[Prompt]
Gather all lines in the entries below that include the word "background".

[Exercise material]
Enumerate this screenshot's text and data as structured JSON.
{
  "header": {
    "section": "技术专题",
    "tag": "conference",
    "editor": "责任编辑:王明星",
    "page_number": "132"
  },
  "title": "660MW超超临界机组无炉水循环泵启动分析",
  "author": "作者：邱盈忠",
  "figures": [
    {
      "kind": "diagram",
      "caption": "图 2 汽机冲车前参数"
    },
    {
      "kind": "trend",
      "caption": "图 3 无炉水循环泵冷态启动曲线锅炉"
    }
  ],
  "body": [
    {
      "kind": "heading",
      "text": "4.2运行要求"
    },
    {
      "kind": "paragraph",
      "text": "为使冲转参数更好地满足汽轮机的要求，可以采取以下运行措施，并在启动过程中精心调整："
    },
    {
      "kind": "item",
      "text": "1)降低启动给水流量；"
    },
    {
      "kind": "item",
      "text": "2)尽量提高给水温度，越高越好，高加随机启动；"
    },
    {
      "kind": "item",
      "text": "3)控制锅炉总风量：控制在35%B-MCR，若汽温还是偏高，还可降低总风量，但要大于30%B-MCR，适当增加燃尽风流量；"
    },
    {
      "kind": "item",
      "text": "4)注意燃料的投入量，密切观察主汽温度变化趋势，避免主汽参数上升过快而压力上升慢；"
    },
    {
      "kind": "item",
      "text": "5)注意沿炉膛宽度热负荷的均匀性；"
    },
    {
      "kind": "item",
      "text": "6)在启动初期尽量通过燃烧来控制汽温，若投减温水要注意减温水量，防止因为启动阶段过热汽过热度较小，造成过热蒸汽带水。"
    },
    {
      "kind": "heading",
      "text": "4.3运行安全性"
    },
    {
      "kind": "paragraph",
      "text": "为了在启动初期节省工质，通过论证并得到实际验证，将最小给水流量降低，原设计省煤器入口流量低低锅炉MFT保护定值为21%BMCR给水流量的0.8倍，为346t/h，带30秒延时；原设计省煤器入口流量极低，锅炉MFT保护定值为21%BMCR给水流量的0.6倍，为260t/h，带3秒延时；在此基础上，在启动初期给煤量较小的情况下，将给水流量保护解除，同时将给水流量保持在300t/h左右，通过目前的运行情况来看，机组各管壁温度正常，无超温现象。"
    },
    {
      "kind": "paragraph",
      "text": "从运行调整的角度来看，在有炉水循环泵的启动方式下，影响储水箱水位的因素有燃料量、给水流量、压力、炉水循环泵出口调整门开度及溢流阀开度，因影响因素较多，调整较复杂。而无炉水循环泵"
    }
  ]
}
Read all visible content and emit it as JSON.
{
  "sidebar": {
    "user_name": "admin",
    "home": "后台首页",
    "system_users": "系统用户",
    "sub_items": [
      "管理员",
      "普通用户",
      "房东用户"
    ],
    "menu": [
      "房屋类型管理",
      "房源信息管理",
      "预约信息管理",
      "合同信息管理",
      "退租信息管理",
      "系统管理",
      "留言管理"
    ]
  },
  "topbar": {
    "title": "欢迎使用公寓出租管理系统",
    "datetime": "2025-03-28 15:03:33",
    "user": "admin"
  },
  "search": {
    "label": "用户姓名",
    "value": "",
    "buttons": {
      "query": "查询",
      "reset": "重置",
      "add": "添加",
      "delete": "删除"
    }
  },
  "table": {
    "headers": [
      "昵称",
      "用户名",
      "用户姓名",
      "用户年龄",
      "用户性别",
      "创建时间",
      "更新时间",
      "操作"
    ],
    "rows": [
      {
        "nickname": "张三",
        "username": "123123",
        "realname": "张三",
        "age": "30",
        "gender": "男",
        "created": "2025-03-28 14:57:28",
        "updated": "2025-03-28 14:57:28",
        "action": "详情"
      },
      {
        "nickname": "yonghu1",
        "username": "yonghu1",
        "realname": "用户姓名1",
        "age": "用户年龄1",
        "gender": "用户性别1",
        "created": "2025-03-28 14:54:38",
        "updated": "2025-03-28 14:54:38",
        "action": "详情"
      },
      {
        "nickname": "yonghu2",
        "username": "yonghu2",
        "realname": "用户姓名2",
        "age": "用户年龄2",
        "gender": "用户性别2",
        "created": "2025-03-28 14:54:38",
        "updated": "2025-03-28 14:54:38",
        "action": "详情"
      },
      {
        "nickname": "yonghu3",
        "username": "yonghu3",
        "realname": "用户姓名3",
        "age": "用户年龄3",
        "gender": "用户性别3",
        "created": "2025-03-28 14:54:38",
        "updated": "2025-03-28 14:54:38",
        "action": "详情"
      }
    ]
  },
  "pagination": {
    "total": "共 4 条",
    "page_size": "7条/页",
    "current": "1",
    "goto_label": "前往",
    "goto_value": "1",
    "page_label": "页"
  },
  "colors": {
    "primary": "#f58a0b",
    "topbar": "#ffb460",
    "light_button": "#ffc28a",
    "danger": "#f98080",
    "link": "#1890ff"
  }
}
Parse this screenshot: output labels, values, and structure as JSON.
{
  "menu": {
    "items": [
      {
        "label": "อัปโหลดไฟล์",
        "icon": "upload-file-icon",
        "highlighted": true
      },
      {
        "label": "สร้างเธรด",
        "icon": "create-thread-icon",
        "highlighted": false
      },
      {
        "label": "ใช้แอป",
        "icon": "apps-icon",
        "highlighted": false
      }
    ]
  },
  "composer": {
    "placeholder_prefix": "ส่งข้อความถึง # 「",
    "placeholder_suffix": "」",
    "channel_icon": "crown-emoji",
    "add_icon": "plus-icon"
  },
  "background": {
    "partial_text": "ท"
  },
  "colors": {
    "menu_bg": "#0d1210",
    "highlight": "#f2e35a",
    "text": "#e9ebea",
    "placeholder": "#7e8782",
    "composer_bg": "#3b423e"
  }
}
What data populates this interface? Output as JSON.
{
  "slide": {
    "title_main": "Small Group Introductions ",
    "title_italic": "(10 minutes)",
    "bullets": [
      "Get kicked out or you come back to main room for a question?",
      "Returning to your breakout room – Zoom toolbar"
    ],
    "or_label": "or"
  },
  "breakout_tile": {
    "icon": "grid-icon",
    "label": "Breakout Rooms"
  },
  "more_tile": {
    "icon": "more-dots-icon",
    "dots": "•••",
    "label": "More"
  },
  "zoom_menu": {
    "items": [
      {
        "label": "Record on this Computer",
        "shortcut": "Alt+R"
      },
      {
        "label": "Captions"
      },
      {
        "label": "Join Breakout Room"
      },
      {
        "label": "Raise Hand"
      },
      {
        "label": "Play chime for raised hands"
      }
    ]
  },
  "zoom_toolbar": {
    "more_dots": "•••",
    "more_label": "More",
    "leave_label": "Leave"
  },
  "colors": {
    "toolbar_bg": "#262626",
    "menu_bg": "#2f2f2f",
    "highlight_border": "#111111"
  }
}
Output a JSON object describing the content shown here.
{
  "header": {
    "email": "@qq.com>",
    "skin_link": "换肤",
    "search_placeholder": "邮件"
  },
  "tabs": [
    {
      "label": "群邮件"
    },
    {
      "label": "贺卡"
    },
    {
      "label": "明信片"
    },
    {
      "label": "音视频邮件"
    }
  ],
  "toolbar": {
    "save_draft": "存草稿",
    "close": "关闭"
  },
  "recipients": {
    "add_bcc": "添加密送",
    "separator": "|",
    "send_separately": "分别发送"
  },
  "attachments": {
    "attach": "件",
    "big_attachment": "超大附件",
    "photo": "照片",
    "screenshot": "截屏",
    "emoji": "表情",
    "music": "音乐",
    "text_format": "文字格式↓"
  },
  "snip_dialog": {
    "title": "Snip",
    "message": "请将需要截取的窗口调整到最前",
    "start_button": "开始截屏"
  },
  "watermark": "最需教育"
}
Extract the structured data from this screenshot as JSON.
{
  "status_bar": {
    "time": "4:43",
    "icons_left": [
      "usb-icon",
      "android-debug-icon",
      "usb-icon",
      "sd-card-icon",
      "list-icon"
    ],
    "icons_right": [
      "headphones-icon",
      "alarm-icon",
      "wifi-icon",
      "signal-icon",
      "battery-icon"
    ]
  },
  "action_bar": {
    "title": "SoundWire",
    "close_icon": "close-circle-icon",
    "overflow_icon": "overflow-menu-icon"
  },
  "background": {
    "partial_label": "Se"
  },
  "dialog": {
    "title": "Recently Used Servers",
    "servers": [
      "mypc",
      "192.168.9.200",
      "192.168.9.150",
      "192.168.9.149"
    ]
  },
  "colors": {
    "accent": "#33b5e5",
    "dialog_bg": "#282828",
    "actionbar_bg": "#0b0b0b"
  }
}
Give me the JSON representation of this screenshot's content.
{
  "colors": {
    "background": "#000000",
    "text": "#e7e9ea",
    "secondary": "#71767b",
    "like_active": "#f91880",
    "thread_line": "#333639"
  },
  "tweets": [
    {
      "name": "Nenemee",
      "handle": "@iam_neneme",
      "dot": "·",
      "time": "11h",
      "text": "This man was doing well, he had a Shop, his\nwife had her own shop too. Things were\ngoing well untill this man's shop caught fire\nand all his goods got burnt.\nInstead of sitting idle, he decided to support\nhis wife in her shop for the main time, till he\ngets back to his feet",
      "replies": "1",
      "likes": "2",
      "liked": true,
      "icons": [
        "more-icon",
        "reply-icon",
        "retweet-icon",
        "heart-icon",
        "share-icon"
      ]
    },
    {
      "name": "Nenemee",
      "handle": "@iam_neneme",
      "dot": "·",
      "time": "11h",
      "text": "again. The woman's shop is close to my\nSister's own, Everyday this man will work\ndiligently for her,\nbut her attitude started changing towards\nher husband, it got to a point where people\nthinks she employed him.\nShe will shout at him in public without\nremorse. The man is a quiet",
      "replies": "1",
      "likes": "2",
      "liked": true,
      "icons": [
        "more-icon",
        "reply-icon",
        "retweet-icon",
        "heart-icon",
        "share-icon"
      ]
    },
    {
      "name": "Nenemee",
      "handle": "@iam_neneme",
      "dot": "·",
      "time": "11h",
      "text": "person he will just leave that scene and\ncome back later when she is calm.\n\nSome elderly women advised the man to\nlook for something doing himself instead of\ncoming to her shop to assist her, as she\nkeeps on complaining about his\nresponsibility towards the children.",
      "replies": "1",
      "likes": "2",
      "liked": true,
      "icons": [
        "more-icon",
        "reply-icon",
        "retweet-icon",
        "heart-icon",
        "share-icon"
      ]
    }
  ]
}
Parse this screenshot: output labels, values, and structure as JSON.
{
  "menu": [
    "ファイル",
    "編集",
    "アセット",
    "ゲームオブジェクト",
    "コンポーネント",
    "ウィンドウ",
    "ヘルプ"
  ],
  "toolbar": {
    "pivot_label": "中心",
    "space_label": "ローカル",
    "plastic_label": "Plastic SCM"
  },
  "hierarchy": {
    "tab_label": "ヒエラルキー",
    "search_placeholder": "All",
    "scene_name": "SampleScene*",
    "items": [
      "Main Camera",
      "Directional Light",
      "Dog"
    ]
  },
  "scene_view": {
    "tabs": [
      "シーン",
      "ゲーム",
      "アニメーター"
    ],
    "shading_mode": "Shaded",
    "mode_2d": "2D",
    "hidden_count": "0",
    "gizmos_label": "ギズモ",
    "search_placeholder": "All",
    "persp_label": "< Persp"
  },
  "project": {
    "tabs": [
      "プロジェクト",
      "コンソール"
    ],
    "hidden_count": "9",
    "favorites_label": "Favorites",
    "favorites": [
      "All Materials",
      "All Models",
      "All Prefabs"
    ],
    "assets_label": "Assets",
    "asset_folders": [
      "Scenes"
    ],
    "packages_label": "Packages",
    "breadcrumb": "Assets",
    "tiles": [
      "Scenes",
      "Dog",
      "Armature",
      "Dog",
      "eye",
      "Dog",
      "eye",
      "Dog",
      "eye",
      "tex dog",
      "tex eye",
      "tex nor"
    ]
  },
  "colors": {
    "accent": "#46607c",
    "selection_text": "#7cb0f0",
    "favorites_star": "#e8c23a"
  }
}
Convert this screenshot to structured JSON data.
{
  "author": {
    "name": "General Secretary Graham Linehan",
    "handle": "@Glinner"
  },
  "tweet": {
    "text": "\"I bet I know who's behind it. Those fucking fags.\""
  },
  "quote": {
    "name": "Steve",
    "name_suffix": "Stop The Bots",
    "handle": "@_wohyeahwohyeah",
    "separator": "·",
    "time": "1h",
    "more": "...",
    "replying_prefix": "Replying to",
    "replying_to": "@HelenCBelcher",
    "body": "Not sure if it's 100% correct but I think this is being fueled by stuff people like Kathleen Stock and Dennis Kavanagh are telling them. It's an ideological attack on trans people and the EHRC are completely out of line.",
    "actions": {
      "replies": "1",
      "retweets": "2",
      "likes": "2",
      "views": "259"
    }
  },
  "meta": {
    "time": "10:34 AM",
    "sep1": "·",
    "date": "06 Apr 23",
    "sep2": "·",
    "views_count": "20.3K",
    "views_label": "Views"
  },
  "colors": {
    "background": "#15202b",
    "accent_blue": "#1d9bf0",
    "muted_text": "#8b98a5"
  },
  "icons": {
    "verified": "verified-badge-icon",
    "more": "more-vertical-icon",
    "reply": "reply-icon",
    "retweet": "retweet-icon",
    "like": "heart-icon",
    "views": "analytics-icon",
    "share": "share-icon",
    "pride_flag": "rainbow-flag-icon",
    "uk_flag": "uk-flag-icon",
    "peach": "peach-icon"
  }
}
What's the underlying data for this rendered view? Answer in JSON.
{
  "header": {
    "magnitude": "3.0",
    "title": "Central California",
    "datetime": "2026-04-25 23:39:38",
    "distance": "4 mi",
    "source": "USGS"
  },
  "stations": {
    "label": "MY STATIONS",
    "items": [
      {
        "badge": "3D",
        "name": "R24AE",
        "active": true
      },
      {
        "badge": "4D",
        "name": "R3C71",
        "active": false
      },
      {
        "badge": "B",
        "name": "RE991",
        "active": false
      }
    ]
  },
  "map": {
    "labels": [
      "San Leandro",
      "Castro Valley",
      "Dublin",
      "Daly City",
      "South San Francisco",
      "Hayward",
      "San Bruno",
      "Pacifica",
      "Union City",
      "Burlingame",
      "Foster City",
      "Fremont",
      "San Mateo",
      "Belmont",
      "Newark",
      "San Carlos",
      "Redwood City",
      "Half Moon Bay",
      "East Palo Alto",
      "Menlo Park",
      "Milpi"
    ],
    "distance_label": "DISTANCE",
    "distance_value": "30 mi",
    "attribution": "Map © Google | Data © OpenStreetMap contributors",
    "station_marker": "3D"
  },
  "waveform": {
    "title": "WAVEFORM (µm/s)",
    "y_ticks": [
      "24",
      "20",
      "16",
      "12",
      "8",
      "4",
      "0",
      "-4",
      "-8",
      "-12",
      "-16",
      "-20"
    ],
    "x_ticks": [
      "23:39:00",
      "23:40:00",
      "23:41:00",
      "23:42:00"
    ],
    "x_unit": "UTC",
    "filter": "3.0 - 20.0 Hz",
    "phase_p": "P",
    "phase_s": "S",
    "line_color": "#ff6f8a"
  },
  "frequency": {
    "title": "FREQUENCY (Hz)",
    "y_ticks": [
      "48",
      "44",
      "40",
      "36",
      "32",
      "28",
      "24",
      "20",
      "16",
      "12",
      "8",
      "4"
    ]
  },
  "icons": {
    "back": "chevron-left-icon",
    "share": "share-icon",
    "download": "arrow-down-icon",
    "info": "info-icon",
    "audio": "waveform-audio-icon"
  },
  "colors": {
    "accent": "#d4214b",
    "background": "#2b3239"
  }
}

[Result of the task]
  "background": {
  "background": {
    "background": "#000000",
    "background": "#15202b",
    "background": "#2b3239"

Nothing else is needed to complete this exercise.